(Entries from a dataset)
******************************
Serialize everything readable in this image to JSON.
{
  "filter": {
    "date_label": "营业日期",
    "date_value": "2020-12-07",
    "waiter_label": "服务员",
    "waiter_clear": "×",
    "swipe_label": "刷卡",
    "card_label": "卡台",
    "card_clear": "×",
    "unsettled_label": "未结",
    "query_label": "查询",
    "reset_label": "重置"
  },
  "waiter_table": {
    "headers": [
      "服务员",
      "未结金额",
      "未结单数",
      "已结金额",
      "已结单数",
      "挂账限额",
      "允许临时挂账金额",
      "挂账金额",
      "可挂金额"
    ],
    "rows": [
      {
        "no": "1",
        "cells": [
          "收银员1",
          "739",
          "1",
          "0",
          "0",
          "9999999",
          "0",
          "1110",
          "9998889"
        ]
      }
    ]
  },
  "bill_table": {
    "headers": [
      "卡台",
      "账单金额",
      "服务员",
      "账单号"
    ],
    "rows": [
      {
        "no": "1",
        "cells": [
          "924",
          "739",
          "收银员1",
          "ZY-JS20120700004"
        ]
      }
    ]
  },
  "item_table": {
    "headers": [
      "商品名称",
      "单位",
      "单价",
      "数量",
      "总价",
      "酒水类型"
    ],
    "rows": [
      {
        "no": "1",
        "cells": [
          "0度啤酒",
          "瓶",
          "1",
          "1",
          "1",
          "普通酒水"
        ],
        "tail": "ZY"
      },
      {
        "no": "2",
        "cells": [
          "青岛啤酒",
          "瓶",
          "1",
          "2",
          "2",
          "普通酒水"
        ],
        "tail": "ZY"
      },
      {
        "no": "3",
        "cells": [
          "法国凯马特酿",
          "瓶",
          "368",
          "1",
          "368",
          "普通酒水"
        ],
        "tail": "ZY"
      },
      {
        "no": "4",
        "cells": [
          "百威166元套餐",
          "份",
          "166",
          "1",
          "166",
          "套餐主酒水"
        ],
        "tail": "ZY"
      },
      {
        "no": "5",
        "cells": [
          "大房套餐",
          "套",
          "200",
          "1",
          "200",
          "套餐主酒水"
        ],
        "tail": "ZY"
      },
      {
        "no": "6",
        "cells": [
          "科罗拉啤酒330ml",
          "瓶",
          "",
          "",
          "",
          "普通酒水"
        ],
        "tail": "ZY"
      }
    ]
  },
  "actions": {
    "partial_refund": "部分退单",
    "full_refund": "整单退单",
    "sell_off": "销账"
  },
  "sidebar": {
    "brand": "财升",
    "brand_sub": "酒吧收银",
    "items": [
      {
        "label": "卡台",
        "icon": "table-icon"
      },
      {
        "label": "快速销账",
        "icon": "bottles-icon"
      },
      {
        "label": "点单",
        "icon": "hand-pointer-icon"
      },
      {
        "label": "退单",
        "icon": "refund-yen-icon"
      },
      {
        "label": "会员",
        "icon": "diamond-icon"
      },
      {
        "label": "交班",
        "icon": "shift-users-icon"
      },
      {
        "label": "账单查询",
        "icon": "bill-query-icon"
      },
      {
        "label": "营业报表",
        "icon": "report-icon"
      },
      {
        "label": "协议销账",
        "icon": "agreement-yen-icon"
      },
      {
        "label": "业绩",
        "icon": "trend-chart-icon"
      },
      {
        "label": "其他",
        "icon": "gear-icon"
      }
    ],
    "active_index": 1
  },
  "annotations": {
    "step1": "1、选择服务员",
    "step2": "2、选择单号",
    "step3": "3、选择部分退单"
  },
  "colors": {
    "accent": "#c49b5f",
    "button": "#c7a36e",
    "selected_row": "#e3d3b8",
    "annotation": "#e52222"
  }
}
******************************
- WHAT THE TASK REQUIRES:
Each line above must be printed exactly as it appears.

- OUTPUT FOR THIS TASK:
Serialize everything readable in this image to JSON.
{
  "filter": {
    "date_label": "营业日期",
    "date_value": "2020-12-07",
    "waiter_label": "服务员",
    "waiter_clear": "×",
    "swipe_label": "刷卡",
    "card_label": "卡台",
    "card_clear": "×",
    "unsettled_label": "未结",
    "query_label": "查询",
    "reset_label": "重置"
  },
  "waiter_table": {
    "headers": [
      "服务员",
      "未结金额",
      "未结单数",
      "已结金额",
      "已结单数",
      "挂账限额",
      "允许临时挂账金额",
      "挂账金额",
      "可挂金额"
    ],
    "rows": [
      {
        "no": "1",
        "cells": [
          "收银员1",
          "739",
          "1",
          "0",
          "0",
          "9999999",
          "0",
          "1110",
          "9998889"
        ]
      }
    ]
  },
  "bill_table": {
    "headers": [
      "卡台",
      "账单金额",
      "服务员",
      "账单号"
    ],
    "rows": [
      {
        "no": "1",
        "cells": [
          "924",
          "739",
          "收银员1",
          "ZY-JS20120700004"
        ]
      }
    ]
  },
  "item_table": {
    "headers": [
      "商品名称",
      "单位",
      "单价",
      "数量",
      "总价",
      "酒水类型"
    ],
    "rows": [
      {
        "no": "1",
        "cells": [
          "0度啤酒",
          "瓶",
          "1",
          "1",
          "1",
          "普通酒水"
        ],
        "tail": "ZY"
      },
      {
        "no": "2",
        "cells": [
          "青岛啤酒",
          "瓶",
          "1",
          "2",
          "2",
          "普通酒水"
        ],
        "tail": "ZY"
      },
      {
        "no": "3",
        "cells": [
          "法国凯马特酿",
          "瓶",
          "368",
          "1",
          "368",
          "普通酒水"
        ],
        "tail": "ZY"
      },
      {
        "no": "4",
        "cells": [
          "百威166元套餐",
          "份",
          "166",
          "1",
          "166",
          "套餐主酒水"
        ],
        "tail": "ZY"
      },
      {
        "no": "5",
        "cells": [
          "大房套餐",
          "套",
          "200",
          "1",
          "200",
          "套餐主酒水"
        ],
        "tail": "ZY"
      },
      {
        "no": "6",
        "cells": [
          "科罗拉啤酒330ml",
          "瓶",
          "",
          "",
          "",
          "普通酒水"
        ],
        "tail": "ZY"
      }
    ]
  },
  "actions": {
    "partial_refund": "部分退单",
    "full_refund": "整单退单",
    "sell_off": "销账"
  },
  "sidebar": {
    "brand": "财升",
    "brand_sub": "酒吧收银",
    "items": [
      {
        "label": "卡台",
        "icon": "table-icon"
      },
      {
        "label": "快速销账",
        "icon": "bottles-icon"
      },
      {
        "label": "点单",
        "icon": "hand-pointer-icon"
      },
      {
        "label": "退单",
        "icon": "refund-yen-icon"
      },
      {
        "label": "会员",
        "icon": "diamond-icon"
      },
      {
        "label": "交班",
        "icon": "shift-users-icon"
      },
      {
        "label": "账单查询",
        "icon": "bill-query-icon"
      },
      {
        "label": "营业报表",
        "icon": "report-icon"
      },
      {
        "label": "协议销账",
        "icon": "agreement-yen-icon"
      },
      {
        "label": "业绩",
        "icon": "trend-chart-icon"
      },
      {
        "label": "其他",
        "icon": "gear-icon"
      }
    ],
    "active_index": 1
  },
  "annotations": {
    "step1": "1、选择服务员",
    "step2": "2、选择单号",
    "step3": "3、选择部分退单"
  },
  "colors": {
    "accent": "#c49b5f",
    "button": "#c7a36e",
    "selected_row": "#e3d3b8",
    "annotation": "#e52222"
  }
}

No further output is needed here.